>> START

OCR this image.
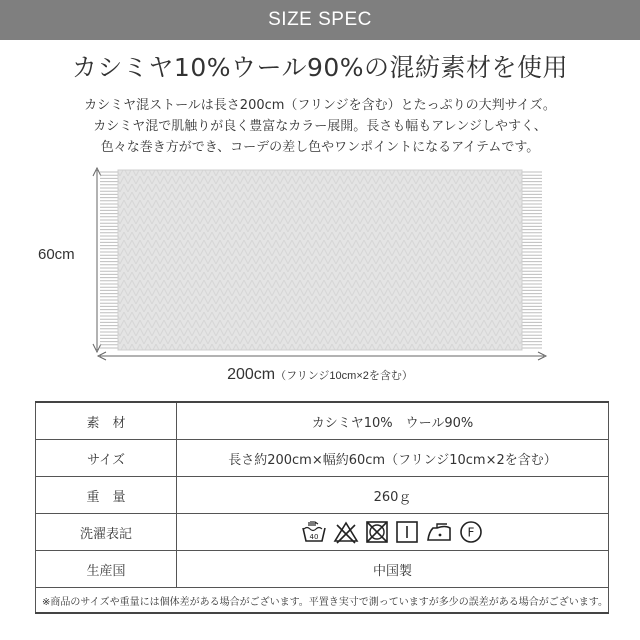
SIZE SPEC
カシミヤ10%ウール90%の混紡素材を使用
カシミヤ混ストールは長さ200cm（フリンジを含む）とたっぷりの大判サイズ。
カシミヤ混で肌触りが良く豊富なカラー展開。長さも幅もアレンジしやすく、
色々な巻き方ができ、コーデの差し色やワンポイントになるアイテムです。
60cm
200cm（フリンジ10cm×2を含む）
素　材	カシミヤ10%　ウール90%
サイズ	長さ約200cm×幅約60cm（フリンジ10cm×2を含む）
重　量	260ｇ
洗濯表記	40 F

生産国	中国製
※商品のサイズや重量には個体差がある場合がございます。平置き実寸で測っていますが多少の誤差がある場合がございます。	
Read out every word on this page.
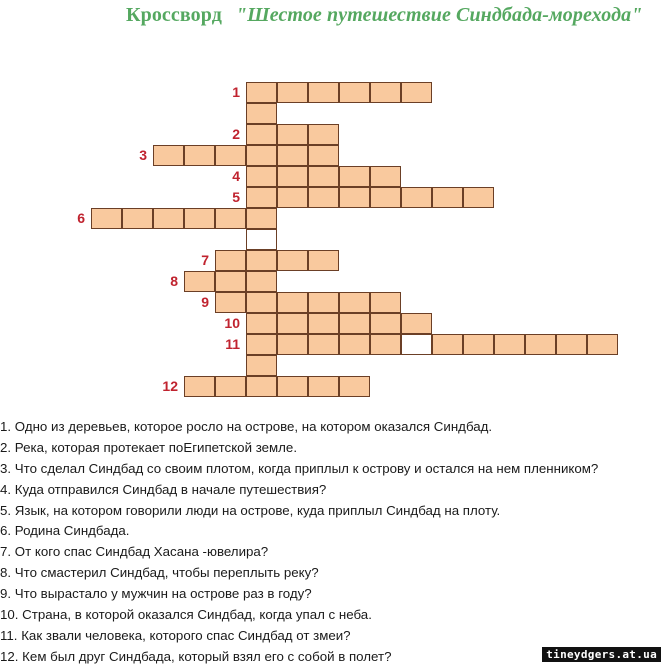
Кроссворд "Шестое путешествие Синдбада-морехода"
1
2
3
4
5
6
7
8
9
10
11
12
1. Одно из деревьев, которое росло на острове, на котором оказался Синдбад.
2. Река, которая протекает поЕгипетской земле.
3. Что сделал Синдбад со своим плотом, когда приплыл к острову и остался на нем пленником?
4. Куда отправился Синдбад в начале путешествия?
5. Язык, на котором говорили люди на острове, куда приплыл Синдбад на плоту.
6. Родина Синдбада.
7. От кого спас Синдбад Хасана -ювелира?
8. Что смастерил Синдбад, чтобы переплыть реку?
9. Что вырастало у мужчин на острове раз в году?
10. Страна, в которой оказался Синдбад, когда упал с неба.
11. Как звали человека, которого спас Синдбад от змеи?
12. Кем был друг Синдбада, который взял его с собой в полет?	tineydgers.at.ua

>> END

What to work on
Filter the records, keeping only lines that contain "оказался", and show those lines.

Response below
1. Одно из деревьев, которое росло на острове, на котором оказался Синдбад.
10. Страна, в которой оказался Синдбад, когда упал с неба.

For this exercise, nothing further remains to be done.